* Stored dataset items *
<<<<

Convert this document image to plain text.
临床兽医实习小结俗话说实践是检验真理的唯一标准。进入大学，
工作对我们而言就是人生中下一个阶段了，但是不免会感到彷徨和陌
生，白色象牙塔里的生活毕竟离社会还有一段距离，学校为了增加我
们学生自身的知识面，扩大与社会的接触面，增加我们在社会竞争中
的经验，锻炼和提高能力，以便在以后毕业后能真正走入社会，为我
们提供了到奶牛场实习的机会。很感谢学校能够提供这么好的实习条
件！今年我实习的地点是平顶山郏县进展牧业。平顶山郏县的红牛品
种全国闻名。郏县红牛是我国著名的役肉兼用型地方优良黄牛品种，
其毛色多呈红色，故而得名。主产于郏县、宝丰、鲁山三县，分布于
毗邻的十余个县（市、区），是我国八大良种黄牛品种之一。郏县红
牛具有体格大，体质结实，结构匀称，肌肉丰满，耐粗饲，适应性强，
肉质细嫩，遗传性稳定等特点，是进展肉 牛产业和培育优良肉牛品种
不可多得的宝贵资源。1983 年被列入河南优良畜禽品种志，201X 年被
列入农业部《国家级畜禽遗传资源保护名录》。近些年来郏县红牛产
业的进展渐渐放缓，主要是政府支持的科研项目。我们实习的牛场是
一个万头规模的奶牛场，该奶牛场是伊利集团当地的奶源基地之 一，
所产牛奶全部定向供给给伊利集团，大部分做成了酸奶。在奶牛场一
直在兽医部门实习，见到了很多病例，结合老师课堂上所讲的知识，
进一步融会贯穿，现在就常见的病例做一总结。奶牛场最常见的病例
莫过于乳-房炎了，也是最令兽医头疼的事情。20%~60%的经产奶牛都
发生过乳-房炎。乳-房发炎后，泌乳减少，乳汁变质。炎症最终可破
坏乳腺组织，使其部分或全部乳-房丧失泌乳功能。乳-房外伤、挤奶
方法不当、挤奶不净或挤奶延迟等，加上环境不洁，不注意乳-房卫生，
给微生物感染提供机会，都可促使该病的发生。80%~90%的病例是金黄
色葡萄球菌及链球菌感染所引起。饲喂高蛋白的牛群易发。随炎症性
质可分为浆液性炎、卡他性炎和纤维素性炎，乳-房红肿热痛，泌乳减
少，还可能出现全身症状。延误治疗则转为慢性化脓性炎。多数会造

>>>>

Give all the records again. Match them exactly.

* Problem solution *
Convert this document image to plain text.
临床兽医实习小结俗话说实践是检验真理的唯一标准。进入大学，
工作对我们而言就是人生中下一个阶段了，但是不免会感到彷徨和陌
生，白色象牙塔里的生活毕竟离社会还有一段距离，学校为了增加我
们学生自身的知识面，扩大与社会的接触面，增加我们在社会竞争中
的经验，锻炼和提高能力，以便在以后毕业后能真正走入社会，为我
们提供了到奶牛场实习的机会。很感谢学校能够提供这么好的实习条
件！今年我实习的地点是平顶山郏县进展牧业。平顶山郏县的红牛品
种全国闻名。郏县红牛是我国著名的役肉兼用型地方优良黄牛品种，
其毛色多呈红色，故而得名。主产于郏县、宝丰、鲁山三县，分布于
毗邻的十余个县（市、区），是我国八大良种黄牛品种之一。郏县红
牛具有体格大，体质结实，结构匀称，肌肉丰满，耐粗饲，适应性强，
肉质细嫩，遗传性稳定等特点，是进展肉 牛产业和培育优良肉牛品种
不可多得的宝贵资源。1983 年被列入河南优良畜禽品种志，201X 年被
列入农业部《国家级畜禽遗传资源保护名录》。近些年来郏县红牛产
业的进展渐渐放缓，主要是政府支持的科研项目。我们实习的牛场是
一个万头规模的奶牛场，该奶牛场是伊利集团当地的奶源基地之 一，
所产牛奶全部定向供给给伊利集团，大部分做成了酸奶。在奶牛场一
直在兽医部门实习，见到了很多病例，结合老师课堂上所讲的知识，
进一步融会贯穿，现在就常见的病例做一总结。奶牛场最常见的病例
莫过于乳-房炎了，也是最令兽医头疼的事情。20%~60%的经产奶牛都
发生过乳-房炎。乳-房发炎后，泌乳减少，乳汁变质。炎症最终可破
坏乳腺组织，使其部分或全部乳-房丧失泌乳功能。乳-房外伤、挤奶
方法不当、挤奶不净或挤奶延迟等，加上环境不洁，不注意乳-房卫生，
给微生物感染提供机会，都可促使该病的发生。80%~90%的病例是金黄
色葡萄球菌及链球菌感染所引起。饲喂高蛋白的牛群易发。随炎症性
质可分为浆液性炎、卡他性炎和纤维素性炎，乳-房红肿热痛，泌乳减
少，还可能出现全身症状。延误治疗则转为慢性化脓性炎。多数会造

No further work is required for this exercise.